Repeat the records verbatim and leave the pictures out of your copy.

_Given records:_
-*-
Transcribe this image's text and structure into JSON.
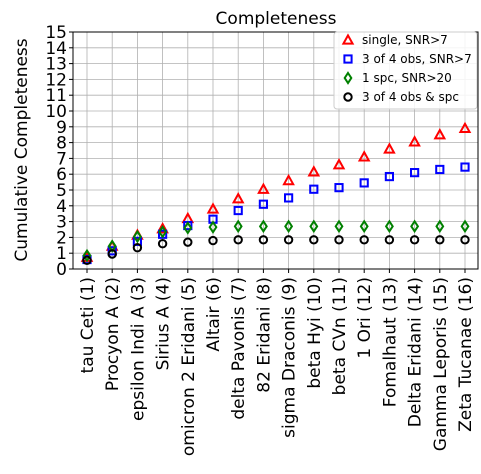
{
  "chart_data": {
    "type": "scatter",
    "title": "Completeness",
    "xlabel": "",
    "ylabel": "Cumulative Completeness",
    "ylim": [
      0,
      15
    ],
    "yticks": [
      0,
      1,
      2,
      3,
      4,
      5,
      6,
      7,
      8,
      9,
      10,
      11,
      12,
      13,
      14,
      15
    ],
    "grid": true,
    "legend_position": "top-right",
    "categories": [
      "tau Ceti (1)",
      "Procyon A (2)",
      "epsilon Indi A (3)",
      "Sirius A (4)",
      "omicron 2 Eridani (5)",
      "Altair (6)",
      "delta Pavonis (7)",
      "82 Eridani (8)",
      "sigma Draconis (9)",
      "beta Hyi (10)",
      "beta CVn (11)",
      "1 Ori (12)",
      "Fomalhaut (13)",
      "Delta Eridani (14)",
      "Gamma Leporis (15)",
      "Zeta Tucanae (16)"
    ],
    "series": [
      {
        "name": "single, SNR>7",
        "marker": "triangle",
        "color": "#ff0000",
        "values": [
          0.75,
          1.45,
          2.15,
          2.55,
          3.2,
          3.8,
          4.45,
          5.05,
          5.6,
          6.15,
          6.6,
          7.1,
          7.6,
          8.05,
          8.5,
          8.9
        ]
      },
      {
        "name": "3 of 4 obs, SNR>7",
        "marker": "square",
        "color": "#0000ff",
        "values": [
          0.6,
          1.15,
          1.75,
          2.2,
          2.75,
          3.15,
          3.7,
          4.1,
          4.5,
          5.05,
          5.15,
          5.45,
          5.85,
          6.1,
          6.3,
          6.45
        ]
      },
      {
        "name": "1 spc, SNR>20",
        "marker": "diamond",
        "color": "#008000",
        "values": [
          0.85,
          1.45,
          2.05,
          2.35,
          2.6,
          2.65,
          2.7,
          2.7,
          2.7,
          2.7,
          2.7,
          2.7,
          2.7,
          2.7,
          2.7,
          2.7
        ]
      },
      {
        "name": "3 of 4 obs & spc",
        "marker": "circle",
        "color": "#000000",
        "values": [
          0.55,
          0.95,
          1.35,
          1.6,
          1.7,
          1.8,
          1.85,
          1.85,
          1.85,
          1.85,
          1.85,
          1.85,
          1.85,
          1.85,
          1.85,
          1.85
        ]
      }
    ]
  }
}
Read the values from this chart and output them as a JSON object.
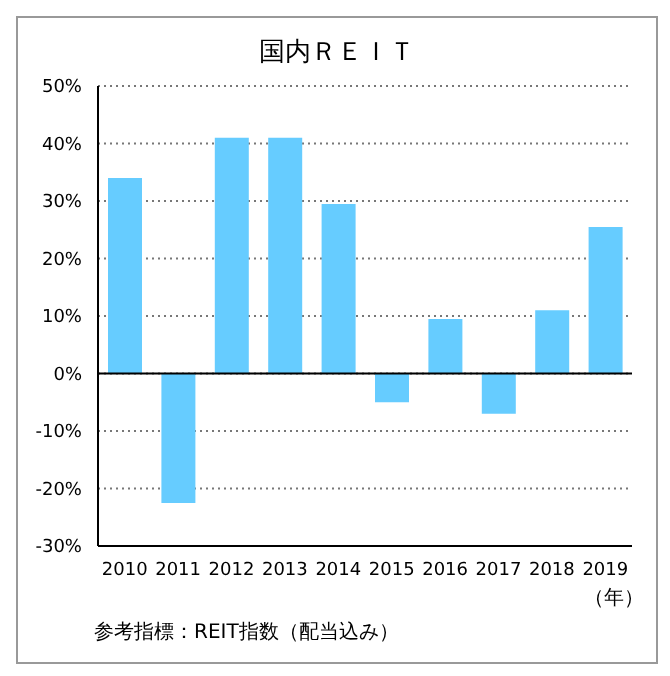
{
  "chart_data": {
    "type": "bar",
    "title": "国内ＲＥＩＴ",
    "xlabel": "（年）",
    "categories": [
      "2010",
      "2011",
      "2012",
      "2013",
      "2014",
      "2015",
      "2016",
      "2017",
      "2018",
      "2019"
    ],
    "values": [
      34,
      -22.5,
      41,
      41,
      29.5,
      -5,
      9.5,
      -7,
      11,
      25.5
    ],
    "color": "#66ccff",
    "ylim": [
      -30,
      50
    ],
    "yticks": [
      {
        "value": -30,
        "label": "-30%"
      },
      {
        "value": -20,
        "label": "-20%"
      },
      {
        "value": -10,
        "label": "-10%"
      },
      {
        "value": 0,
        "label": "0%"
      },
      {
        "value": 10,
        "label": "10%"
      },
      {
        "value": 20,
        "label": "20%"
      },
      {
        "value": 30,
        "label": "30%"
      },
      {
        "value": 40,
        "label": "40%"
      },
      {
        "value": 50,
        "label": "50%"
      }
    ],
    "grid": "y",
    "annotations": [
      "参考指標：REIT指数（配当込み）"
    ]
  }
}
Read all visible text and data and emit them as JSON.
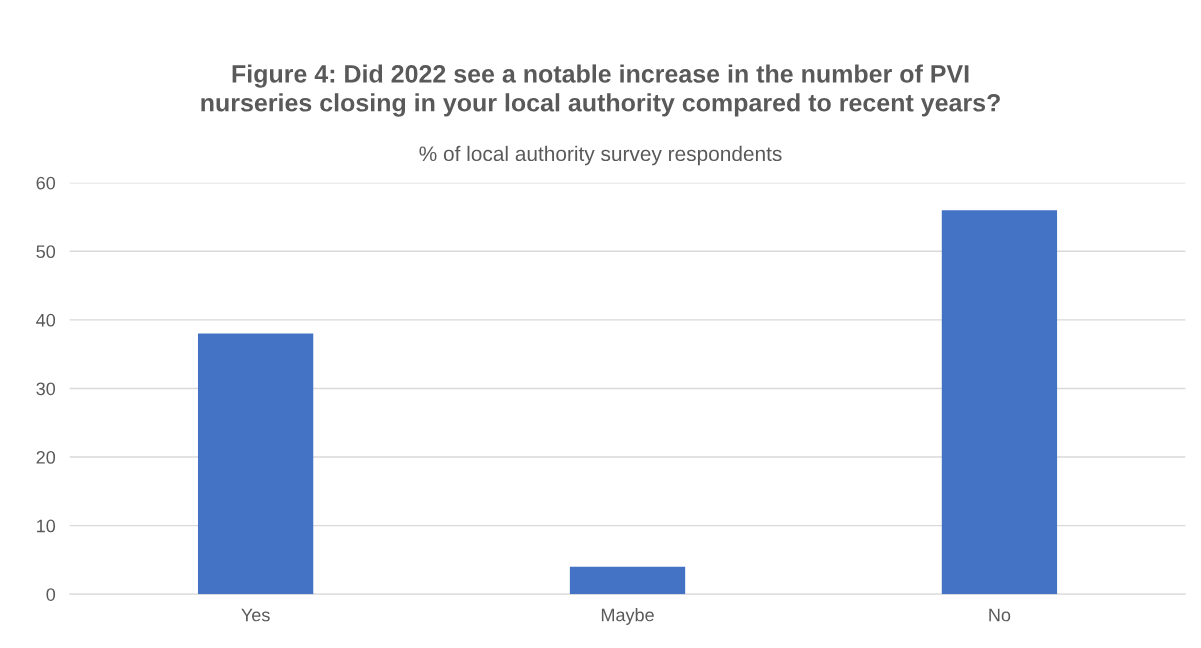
-*-
_Result for this exercise:_
Transcribe this image's text and structure into JSON.
{
  "chart_data": {
    "type": "scatter",
    "title": "Completeness",
    "xlabel": "",
    "ylabel": "Cumulative Completeness",
    "ylim": [
      0,
      15
    ],
    "yticks": [
      0,
      1,
      2,
      3,
      4,
      5,
      6,
      7,
      8,
      9,
      10,
      11,
      12,
      13,
      14,
      15
    ],
    "grid": true,
    "legend_position": "top-right",
    "categories": [
      "tau Ceti (1)",
      "Procyon A (2)",
      "epsilon Indi A (3)",
      "Sirius A (4)",
      "omicron 2 Eridani (5)",
      "Altair (6)",
      "delta Pavonis (7)",
      "82 Eridani (8)",
      "sigma Draconis (9)",
      "beta Hyi (10)",
      "beta CVn (11)",
      "1 Ori (12)",
      "Fomalhaut (13)",
      "Delta Eridani (14)",
      "Gamma Leporis (15)",
      "Zeta Tucanae (16)"
    ],
    "series": [
      {
        "name": "single, SNR>7",
        "marker": "triangle",
        "color": "#ff0000",
        "values": [
          0.75,
          1.45,
          2.15,
          2.55,
          3.2,
          3.8,
          4.45,
          5.05,
          5.6,
          6.15,
          6.6,
          7.1,
          7.6,
          8.05,
          8.5,
          8.9
        ]
      },
      {
        "name": "3 of 4 obs, SNR>7",
        "marker": "square",
        "color": "#0000ff",
        "values": [
          0.6,
          1.15,
          1.75,
          2.2,
          2.75,
          3.15,
          3.7,
          4.1,
          4.5,
          5.05,
          5.15,
          5.45,
          5.85,
          6.1,
          6.3,
          6.45
        ]
      },
      {
        "name": "1 spc, SNR>20",
        "marker": "diamond",
        "color": "#008000",
        "values": [
          0.85,
          1.45,
          2.05,
          2.35,
          2.6,
          2.65,
          2.7,
          2.7,
          2.7,
          2.7,
          2.7,
          2.7,
          2.7,
          2.7,
          2.7,
          2.7
        ]
      },
      {
        "name": "3 of 4 obs & spc",
        "marker": "circle",
        "color": "#000000",
        "values": [
          0.55,
          0.95,
          1.35,
          1.6,
          1.7,
          1.8,
          1.85,
          1.85,
          1.85,
          1.85,
          1.85,
          1.85,
          1.85,
          1.85,
          1.85,
          1.85
        ]
      }
    ]
  }
}
Read the values from this chart and output them as a JSON object.
{
  "chart_data": {
    "type": "bar",
    "title": "国内ＲＥＩＴ",
    "xlabel": "（年）",
    "categories": [
      "2010",
      "2011",
      "2012",
      "2013",
      "2014",
      "2015",
      "2016",
      "2017",
      "2018",
      "2019"
    ],
    "values": [
      34,
      -22.5,
      41,
      41,
      29.5,
      -5,
      9.5,
      -7,
      11,
      25.5
    ],
    "color": "#66ccff",
    "ylim": [
      -30,
      50
    ],
    "yticks": [
      {
        "value": -30,
        "label": "-30%"
      },
      {
        "value": -20,
        "label": "-20%"
      },
      {
        "value": -10,
        "label": "-10%"
      },
      {
        "value": 0,
        "label": "0%"
      },
      {
        "value": 10,
        "label": "10%"
      },
      {
        "value": 20,
        "label": "20%"
      },
      {
        "value": 30,
        "label": "30%"
      },
      {
        "value": 40,
        "label": "40%"
      },
      {
        "value": 50,
        "label": "50%"
      }
    ],
    "grid": "y",
    "annotations": [
      "参考指標：REIT指数（配当込み）"
    ]
  }
}
Read all visible text and data and emit them as JSON.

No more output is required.